═════ Extracted entries
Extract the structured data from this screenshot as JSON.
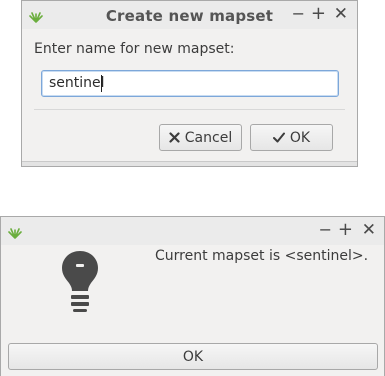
{
  "create_dialog": {
    "title": "Create new mapset",
    "window_controls": {
      "minimize": "−",
      "maximize": "+",
      "close": "✕"
    },
    "prompt": "Enter name for new mapset:",
    "input_value": "sentinel",
    "buttons": {
      "cancel": "Cancel",
      "ok": "OK"
    },
    "icons": {
      "app": "grass-icon",
      "cancel": "close-icon",
      "ok": "checkmark-icon"
    }
  },
  "info_dialog": {
    "title": "",
    "window_controls": {
      "minimize": "−",
      "maximize": "+",
      "close": "✕"
    },
    "message": "Current mapset is <sentinel>.",
    "ok_label": "OK",
    "icons": {
      "app": "grass-icon",
      "info": "lightbulb-icon"
    }
  },
  "colors": {
    "accent_green": "#6bae3e",
    "input_focus": "#7da7d9"
  }
}
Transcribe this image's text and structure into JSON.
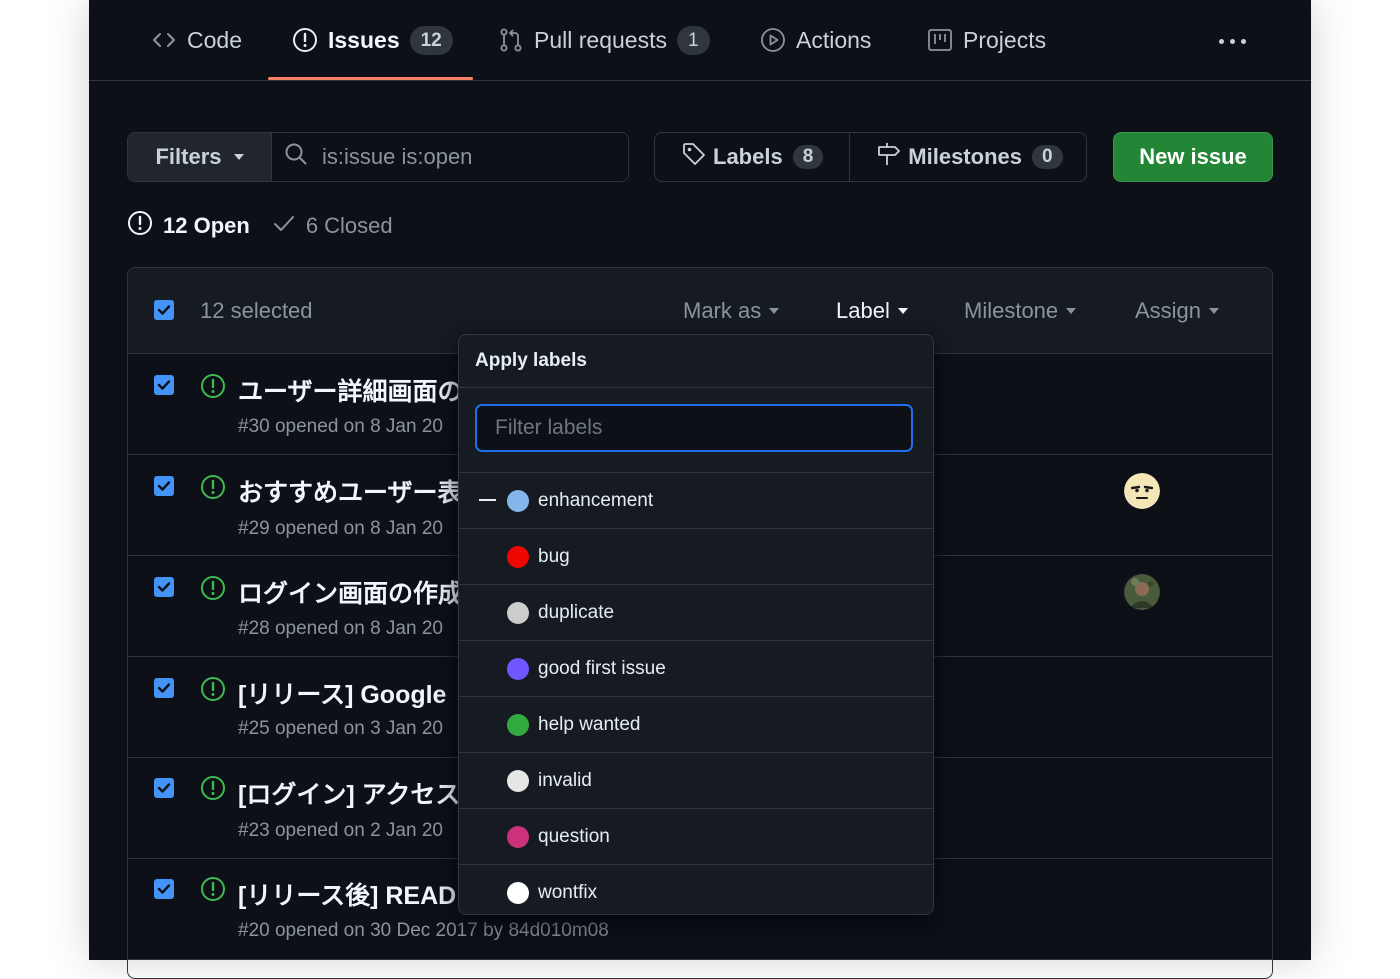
{
  "tabs": [
    {
      "label": "Code",
      "icon": "code-icon"
    },
    {
      "label": "Issues",
      "count": "12",
      "icon": "issue-opened-icon",
      "selected": true
    },
    {
      "label": "Pull requests",
      "count": "1",
      "icon": "git-pull-request-icon"
    },
    {
      "label": "Actions",
      "icon": "play-icon"
    },
    {
      "label": "Projects",
      "icon": "project-icon"
    }
  ],
  "toolbar": {
    "filters_label": "Filters",
    "search_value": "is:issue is:open",
    "labels_label": "Labels",
    "labels_count": "8",
    "milestones_label": "Milestones",
    "milestones_count": "0",
    "new_issue_label": "New issue"
  },
  "states": {
    "open": "12 Open",
    "closed": "6 Closed"
  },
  "list_header": {
    "selected": "12 selected",
    "mark_as": "Mark as",
    "label": "Label",
    "milestone": "Milestone",
    "assign": "Assign"
  },
  "issues": [
    {
      "title": "ユーザー詳細画面の",
      "meta": "#30 opened on 8 Jan 20"
    },
    {
      "title": "おすすめユーザー表",
      "meta": "#29 opened on 8 Jan 20"
    },
    {
      "title": "ログイン画面の作成",
      "meta": "#28 opened on 8 Jan 20"
    },
    {
      "title": "[リリース] Google",
      "meta": "#25 opened on 3 Jan 20"
    },
    {
      "title": "[ログイン] アクセス",
      "meta": "#23 opened on 2 Jan 20"
    },
    {
      "title": "[リリース後] READ",
      "meta": "#20 opened on 30 Dec 2017 by 84d010m08"
    }
  ],
  "dropdown": {
    "title": "Apply labels",
    "filter_placeholder": "Filter labels",
    "labels": [
      {
        "name": "enhancement",
        "color": "#84b6eb",
        "partial": true
      },
      {
        "name": "bug",
        "color": "#ee0701",
        "partial": false
      },
      {
        "name": "duplicate",
        "color": "#cccccc",
        "partial": false
      },
      {
        "name": "good first issue",
        "color": "#7057ff",
        "partial": false
      },
      {
        "name": "help wanted",
        "color": "#33aa3f",
        "partial": false
      },
      {
        "name": "invalid",
        "color": "#e6e6e6",
        "partial": false
      },
      {
        "name": "question",
        "color": "#cc317c",
        "partial": false
      },
      {
        "name": "wontfix",
        "color": "#ffffff",
        "partial": false
      }
    ]
  },
  "colors": {
    "accent": "#f78166",
    "primary_button": "#238636",
    "checkbox": "#4493f8",
    "open_issue": "#3fb950"
  }
}
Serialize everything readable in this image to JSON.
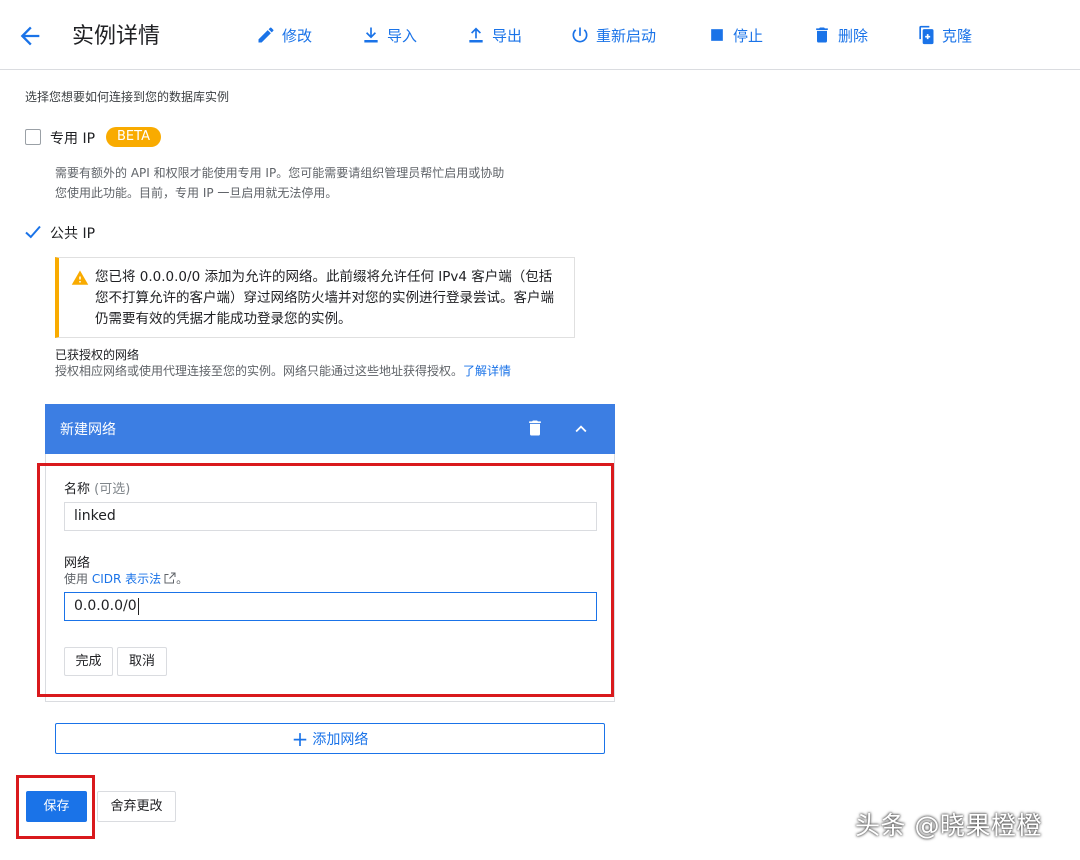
{
  "header": {
    "title": "实例详情",
    "actions": {
      "edit": "修改",
      "import": "导入",
      "export": "导出",
      "restart": "重新启动",
      "stop": "停止",
      "delete": "删除",
      "clone": "克隆"
    }
  },
  "connectivity": {
    "intro": "选择您想要如何连接到您的数据库实例",
    "private_ip": {
      "label": "专用 IP",
      "badge": "BETA",
      "checked": false,
      "help_line1": "需要有额外的 API 和权限才能使用专用 IP。您可能需要请组织管理员帮忙启用或协助",
      "help_line2": "您使用此功能。目前，专用 IP 一旦启用就无法停用。"
    },
    "public_ip": {
      "label": "公共 IP",
      "checked": true
    },
    "warning": "您已将 0.0.0.0/0 添加为允许的网络。此前缀将允许任何 IPv4 客户端（包括您不打算允许的客户端）穿过网络防火墙并对您的实例进行登录尝试。客户端仍需要有效的凭据才能成功登录您的实例。",
    "authorized": {
      "title": "已获授权的网络",
      "description": "授权相应网络或使用代理连接至您的实例。网络只能通过这些地址获得授权。",
      "learn_more": "了解详情"
    }
  },
  "network_panel": {
    "title": "新建网络",
    "name_label": "名称",
    "name_optional": "(可选)",
    "name_value": "linked",
    "network_label": "网络",
    "network_hint_prefix": "使用",
    "network_hint_link": "CIDR 表示法",
    "network_hint_suffix": "。",
    "network_value": "0.0.0.0/0",
    "done": "完成",
    "cancel": "取消"
  },
  "add_network": "添加网络",
  "footer": {
    "save": "保存",
    "discard": "舍弃更改"
  },
  "watermark": "头条 @晓果橙橙",
  "colors": {
    "accent": "#1a73e8",
    "panel_header": "#3c7ee3",
    "warning": "#f9ab00",
    "highlight_box": "#d9191c"
  }
}
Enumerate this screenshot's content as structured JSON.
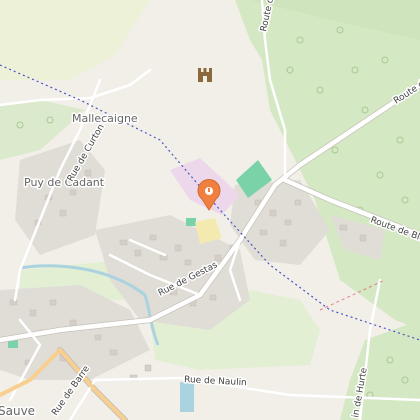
{
  "map": {
    "places": {
      "mallecaigne": "Mallecaigne",
      "puy_de_cadant": "Puy de Cadant",
      "sauve": "Sauve"
    },
    "streets": {
      "rue_de_gestas": "Rue de Gestas",
      "rue_de_curton": "Rue de Curton",
      "rue_de_barre": "Rue de Barre",
      "rue_de_naulin": "Rue de Naulin",
      "route_de_ble": "Route de Ble",
      "route_top_left": "Route de",
      "route_top_right": "Route de",
      "chemin_de_hurte": "in de Hurte"
    },
    "markers": {
      "location_pin": "location-pin-icon",
      "castle": "castle-icon"
    },
    "colors": {
      "land": "#f2efe9",
      "forest": "#d3e6c2",
      "meadow": "#e3efd3",
      "residential": "#e0ddd7",
      "building": "#d3cec7",
      "road": "#ffffff",
      "pin": "#f08040",
      "sports": "#79d2a8",
      "water": "#aad3df",
      "highlight": "#ecd8ea",
      "railway_dotted": "#4a55c8"
    }
  }
}
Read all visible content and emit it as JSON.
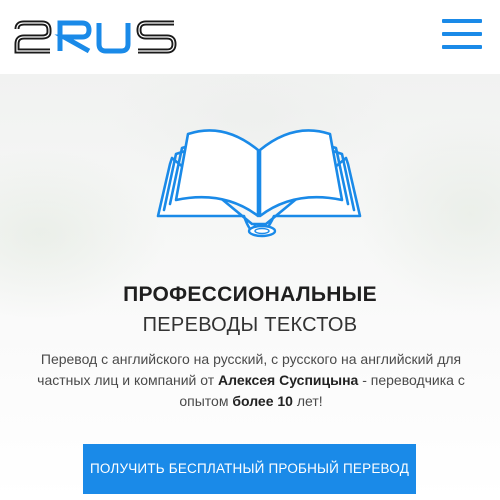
{
  "header": {
    "logo_text": "2RUS",
    "menu_icon": "hamburger-menu-icon"
  },
  "hero": {
    "illustration_icon": "open-book-icon",
    "title_bold": "ПРОФЕССИОНАЛЬНЫЕ",
    "title_light": "ПЕРЕВОДЫ ТЕКСТОВ",
    "description": {
      "part1": "Перевод с английского на русский, с русского на английский для частных лиц и компаний от ",
      "name": "Алексея Суспицына",
      "part2": " - переводчика с опытом ",
      "experience": "более 10",
      "part3": " лет!"
    },
    "cta_label": "ПОЛУЧИТЬ БЕСПЛАТНЫЙ ПРОБНЫЙ ПЕРЕВОД"
  },
  "colors": {
    "accent": "#1a8ae8",
    "text_dark": "#1f1f1f",
    "text_body": "#4a4a4a"
  }
}
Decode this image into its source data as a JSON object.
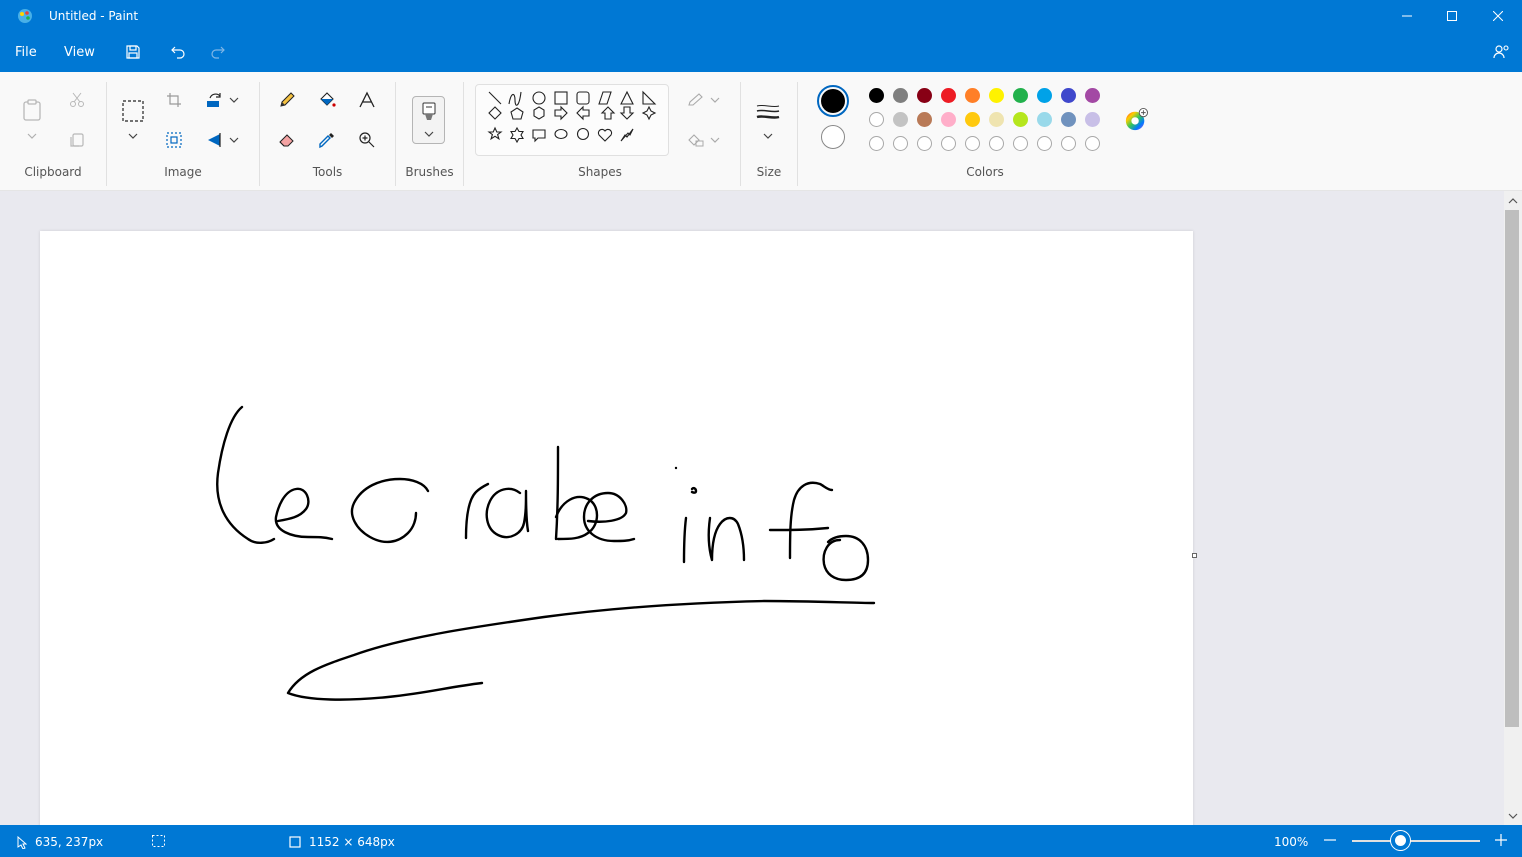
{
  "window": {
    "title": "Untitled - Paint"
  },
  "menu": {
    "file": "File",
    "view": "View"
  },
  "ribbon": {
    "groups": {
      "clipboard": "Clipboard",
      "image": "Image",
      "tools": "Tools",
      "brushes": "Brushes",
      "shapes": "Shapes",
      "size": "Size",
      "colors": "Colors"
    },
    "palette_row1": [
      "#000000",
      "#7f7f7f",
      "#880015",
      "#ed1c24",
      "#ff7f27",
      "#fff200",
      "#22b14c",
      "#00a2e8",
      "#3f48cc",
      "#a349a4"
    ],
    "palette_row2": [
      "#ffffff",
      "#c3c3c3",
      "#b97a57",
      "#ffaec9",
      "#ffc90e",
      "#efe4b0",
      "#b5e61d",
      "#99d9ea",
      "#7092be",
      "#c8bfe7"
    ],
    "primary_color": "#000000",
    "secondary_color": "#ffffff"
  },
  "status": {
    "cursor_position": "635, 237px",
    "canvas_size": "1152 × 648px",
    "zoom": "100%"
  }
}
══════════
Problem requirements:
From the line containing "Decode this image" through the last line of the material above, write out each line exactly, leaving aside all pictures.

Task response:
Decode this image into its source data as a JSON object.
{
  "window": {
    "title": "Untitled - Paint"
  },
  "menu": {
    "file": "File",
    "view": "View"
  },
  "ribbon": {
    "groups": {
      "clipboard": "Clipboard",
      "image": "Image",
      "tools": "Tools",
      "brushes": "Brushes",
      "shapes": "Shapes",
      "size": "Size",
      "colors": "Colors"
    },
    "palette_row1": [
      "#000000",
      "#7f7f7f",
      "#880015",
      "#ed1c24",
      "#ff7f27",
      "#fff200",
      "#22b14c",
      "#00a2e8",
      "#3f48cc",
      "#a349a4"
    ],
    "palette_row2": [
      "#ffffff",
      "#c3c3c3",
      "#b97a57",
      "#ffaec9",
      "#ffc90e",
      "#efe4b0",
      "#b5e61d",
      "#99d9ea",
      "#7092be",
      "#c8bfe7"
    ],
    "primary_color": "#000000",
    "secondary_color": "#ffffff"
  },
  "status": {
    "cursor_position": "635, 237px",
    "canvas_size": "1152 × 648px",
    "zoom": "100%"
  }
}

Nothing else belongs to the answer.